Saved entries:
++++
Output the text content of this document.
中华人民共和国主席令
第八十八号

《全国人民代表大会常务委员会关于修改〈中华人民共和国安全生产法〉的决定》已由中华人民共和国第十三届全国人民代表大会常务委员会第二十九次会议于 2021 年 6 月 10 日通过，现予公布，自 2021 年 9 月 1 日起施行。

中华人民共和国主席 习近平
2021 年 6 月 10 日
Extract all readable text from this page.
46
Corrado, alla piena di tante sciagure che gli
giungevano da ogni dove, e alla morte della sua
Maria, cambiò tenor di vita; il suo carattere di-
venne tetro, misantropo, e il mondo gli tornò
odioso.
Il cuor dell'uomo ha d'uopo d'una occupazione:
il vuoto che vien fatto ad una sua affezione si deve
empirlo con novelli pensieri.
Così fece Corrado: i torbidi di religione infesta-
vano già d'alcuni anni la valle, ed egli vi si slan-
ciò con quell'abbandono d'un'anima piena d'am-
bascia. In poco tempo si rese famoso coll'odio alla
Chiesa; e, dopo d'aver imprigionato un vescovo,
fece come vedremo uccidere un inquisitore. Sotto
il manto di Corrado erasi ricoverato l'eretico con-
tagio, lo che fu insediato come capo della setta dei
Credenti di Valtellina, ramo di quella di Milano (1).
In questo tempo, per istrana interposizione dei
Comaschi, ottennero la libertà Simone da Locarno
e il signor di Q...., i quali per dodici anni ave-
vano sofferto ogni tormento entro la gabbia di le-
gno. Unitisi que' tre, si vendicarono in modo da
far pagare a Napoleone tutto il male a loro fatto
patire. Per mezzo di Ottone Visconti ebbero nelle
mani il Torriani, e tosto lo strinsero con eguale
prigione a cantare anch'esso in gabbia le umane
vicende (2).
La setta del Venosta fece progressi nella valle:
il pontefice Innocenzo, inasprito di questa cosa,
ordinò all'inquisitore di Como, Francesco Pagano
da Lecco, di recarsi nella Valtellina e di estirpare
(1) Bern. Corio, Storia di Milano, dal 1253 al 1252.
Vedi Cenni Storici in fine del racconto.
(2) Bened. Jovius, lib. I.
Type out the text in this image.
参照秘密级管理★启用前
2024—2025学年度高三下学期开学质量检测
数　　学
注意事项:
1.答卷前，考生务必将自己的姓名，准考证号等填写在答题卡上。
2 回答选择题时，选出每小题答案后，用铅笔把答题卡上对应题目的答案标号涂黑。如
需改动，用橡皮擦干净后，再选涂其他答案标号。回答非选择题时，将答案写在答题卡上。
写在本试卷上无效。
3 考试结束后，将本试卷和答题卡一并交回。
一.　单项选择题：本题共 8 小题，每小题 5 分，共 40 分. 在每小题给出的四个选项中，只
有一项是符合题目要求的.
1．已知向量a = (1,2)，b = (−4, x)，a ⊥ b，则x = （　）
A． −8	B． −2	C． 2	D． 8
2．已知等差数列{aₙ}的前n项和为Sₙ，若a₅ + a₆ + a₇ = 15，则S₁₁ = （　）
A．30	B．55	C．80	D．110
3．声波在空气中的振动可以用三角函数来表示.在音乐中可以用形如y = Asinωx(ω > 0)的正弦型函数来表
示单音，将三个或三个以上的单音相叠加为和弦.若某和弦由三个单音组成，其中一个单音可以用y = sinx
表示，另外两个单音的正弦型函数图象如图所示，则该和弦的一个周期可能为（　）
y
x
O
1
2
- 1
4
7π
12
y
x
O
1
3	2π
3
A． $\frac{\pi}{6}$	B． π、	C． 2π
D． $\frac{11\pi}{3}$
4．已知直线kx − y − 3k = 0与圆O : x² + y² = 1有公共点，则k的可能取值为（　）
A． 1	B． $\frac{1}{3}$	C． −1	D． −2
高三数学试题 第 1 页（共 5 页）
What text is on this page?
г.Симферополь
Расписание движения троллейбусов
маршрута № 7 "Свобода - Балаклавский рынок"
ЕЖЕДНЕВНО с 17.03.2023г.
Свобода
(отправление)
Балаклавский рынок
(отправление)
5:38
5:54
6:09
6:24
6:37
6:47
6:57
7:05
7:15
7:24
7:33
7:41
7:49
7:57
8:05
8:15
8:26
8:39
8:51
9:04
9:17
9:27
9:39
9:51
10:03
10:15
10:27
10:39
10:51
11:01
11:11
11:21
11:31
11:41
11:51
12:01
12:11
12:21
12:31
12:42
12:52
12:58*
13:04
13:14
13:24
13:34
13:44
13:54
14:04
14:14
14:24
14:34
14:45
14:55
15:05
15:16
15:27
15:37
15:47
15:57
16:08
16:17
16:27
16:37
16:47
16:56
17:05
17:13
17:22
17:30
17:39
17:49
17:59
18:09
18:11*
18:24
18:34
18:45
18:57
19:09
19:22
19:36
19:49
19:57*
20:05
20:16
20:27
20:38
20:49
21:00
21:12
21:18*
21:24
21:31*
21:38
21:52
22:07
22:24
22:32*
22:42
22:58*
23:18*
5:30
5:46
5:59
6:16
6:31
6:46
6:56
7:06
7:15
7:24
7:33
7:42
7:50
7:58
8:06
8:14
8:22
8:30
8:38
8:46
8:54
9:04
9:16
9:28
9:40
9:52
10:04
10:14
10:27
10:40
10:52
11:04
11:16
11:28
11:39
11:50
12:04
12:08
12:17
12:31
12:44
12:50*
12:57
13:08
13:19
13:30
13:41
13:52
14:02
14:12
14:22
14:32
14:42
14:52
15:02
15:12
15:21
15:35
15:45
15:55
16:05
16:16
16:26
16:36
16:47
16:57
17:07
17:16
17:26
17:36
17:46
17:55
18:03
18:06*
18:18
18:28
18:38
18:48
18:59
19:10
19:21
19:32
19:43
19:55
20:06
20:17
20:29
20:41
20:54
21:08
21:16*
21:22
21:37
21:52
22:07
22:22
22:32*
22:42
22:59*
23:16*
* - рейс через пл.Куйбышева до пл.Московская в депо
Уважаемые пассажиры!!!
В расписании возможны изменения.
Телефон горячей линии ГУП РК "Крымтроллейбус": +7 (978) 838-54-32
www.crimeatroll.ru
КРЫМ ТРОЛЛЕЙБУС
++++
Tally the lines of the material above that contain the word "page" and report the total alone.

| FULL SOLUTION |
2